[START Records shown]

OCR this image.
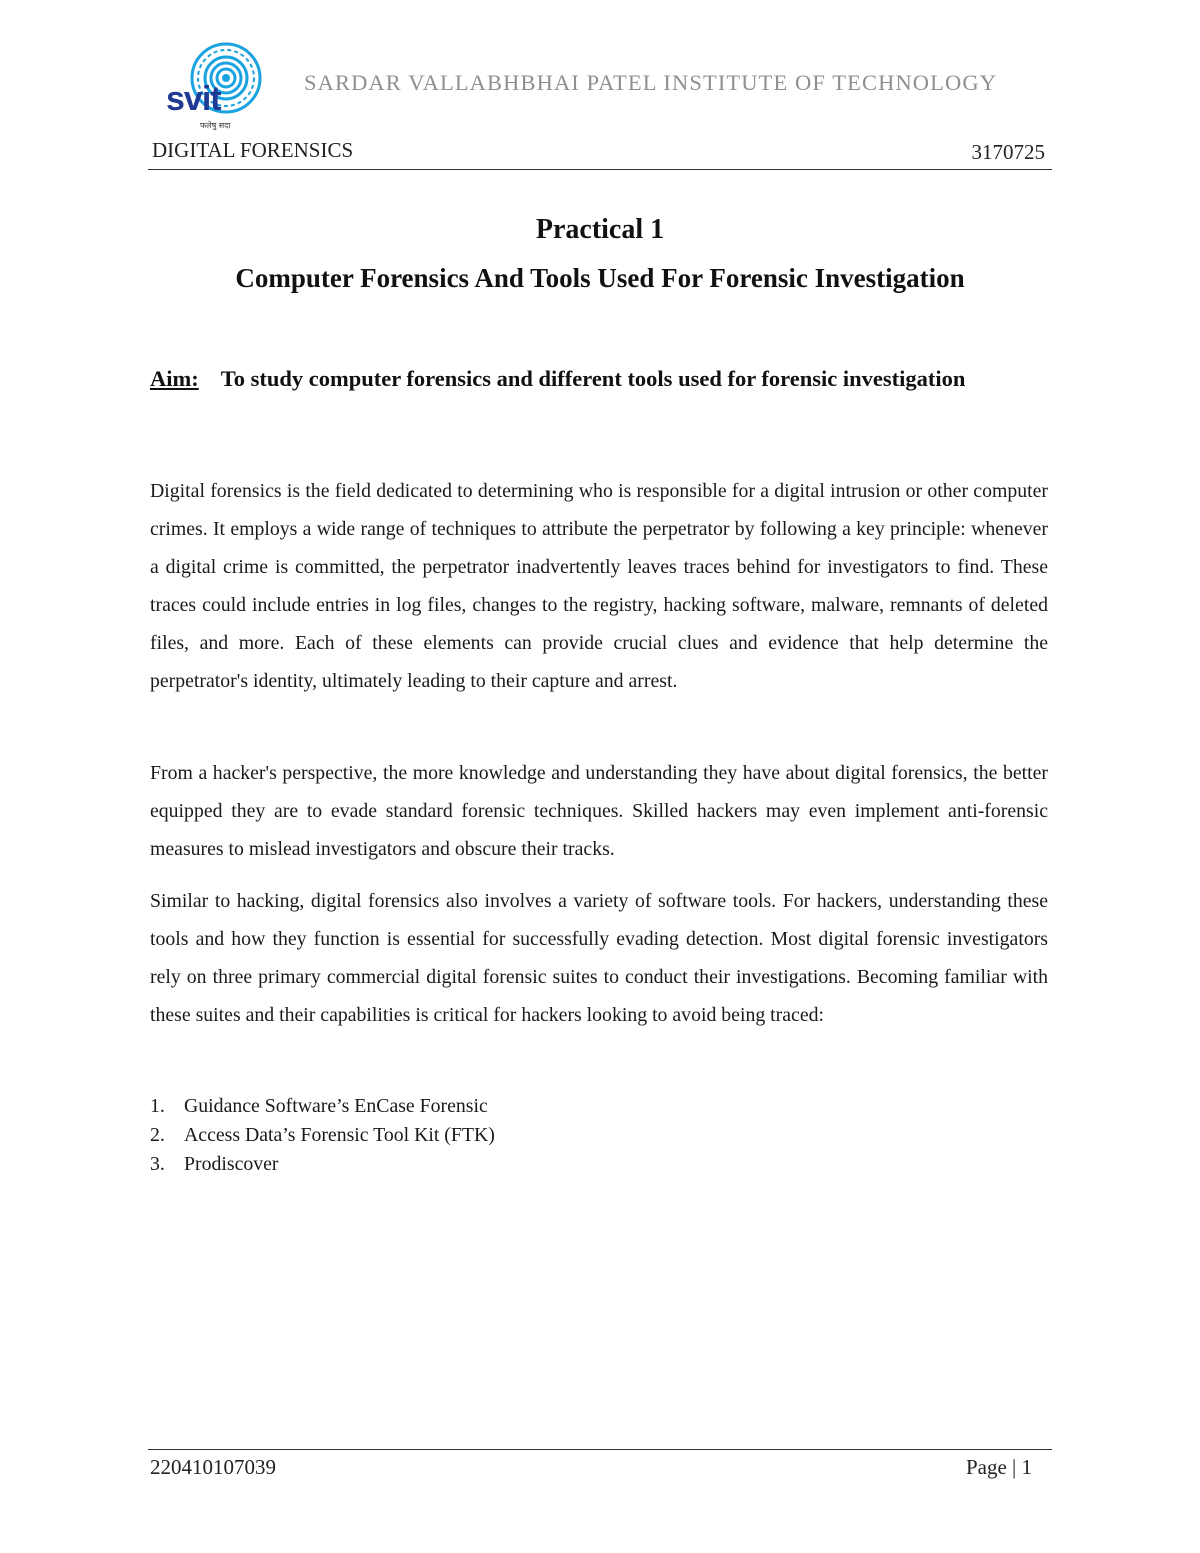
svit
फलेषु सदा
SARDAR VALLABHBHAI PATEL INSTITUTE OF TECHNOLOGY
DIGITAL FORENSICS	3170725
Practical 1
Computer Forensics And Tools Used For Forensic Investigation
Aim: To study computer forensics and different tools used for forensic investigation
Digital forensics is the field dedicated to determining who is responsible for a digital intrusion or other computer crimes. It employs a wide range of techniques to attribute the perpetrator by following a key principle: whenever a digital crime is committed, the perpetrator inadvertently leaves traces behind for investigators to find. These traces could include entries in log files, changes to the registry, hacking software, malware, remnants of deleted files, and more. Each of these elements can provide crucial clues and evidence that help determine the perpetrator's identity, ultimately leading to their capture and arrest.
From a hacker's perspective, the more knowledge and understanding they have about digital forensics, the better equipped they are to evade standard forensic techniques. Skilled hackers may even implement anti-forensic measures to mislead investigators and obscure their tracks.
Similar to hacking, digital forensics also involves a variety of software tools. For hackers, understanding these tools and how they function is essential for successfully evading detection. Most digital forensic investigators rely on three primary commercial digital forensic suites to conduct their investigations. Becoming familiar with these suites and their capabilities is critical for hackers looking to avoid being traced:
1. Guidance Software’s EnCase Forensic
2. Access Data’s Forensic Tool Kit (FTK)
3. Prodiscover
220410107039	Page | 1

[END Records shown]

▶ **Problem statement**: Return the records exactly. Don't carry the pictures over.

▶ **Solved problem**:
OCR this image.
svit
फलेषु सदा
SARDAR VALLABHBHAI PATEL INSTITUTE OF TECHNOLOGY
DIGITAL FORENSICS	3170725
Practical 1
Computer Forensics And Tools Used For Forensic Investigation
Aim: To study computer forensics and different tools used for forensic investigation
Digital forensics is the field dedicated to determining who is responsible for a digital intrusion or other computer crimes. It employs a wide range of techniques to attribute the perpetrator by following a key principle: whenever a digital crime is committed, the perpetrator inadvertently leaves traces behind for investigators to find. These traces could include entries in log files, changes to the registry, hacking software, malware, remnants of deleted files, and more. Each of these elements can provide crucial clues and evidence that help determine the perpetrator's identity, ultimately leading to their capture and arrest.
From a hacker's perspective, the more knowledge and understanding they have about digital forensics, the better equipped they are to evade standard forensic techniques. Skilled hackers may even implement anti-forensic measures to mislead investigators and obscure their tracks.
Similar to hacking, digital forensics also involves a variety of software tools. For hackers, understanding these tools and how they function is essential for successfully evading detection. Most digital forensic investigators rely on three primary commercial digital forensic suites to conduct their investigations. Becoming familiar with these suites and their capabilities is critical for hackers looking to avoid being traced:
1. Guidance Software’s EnCase Forensic
2. Access Data’s Forensic Tool Kit (FTK)
3. Prodiscover
220410107039	Page | 1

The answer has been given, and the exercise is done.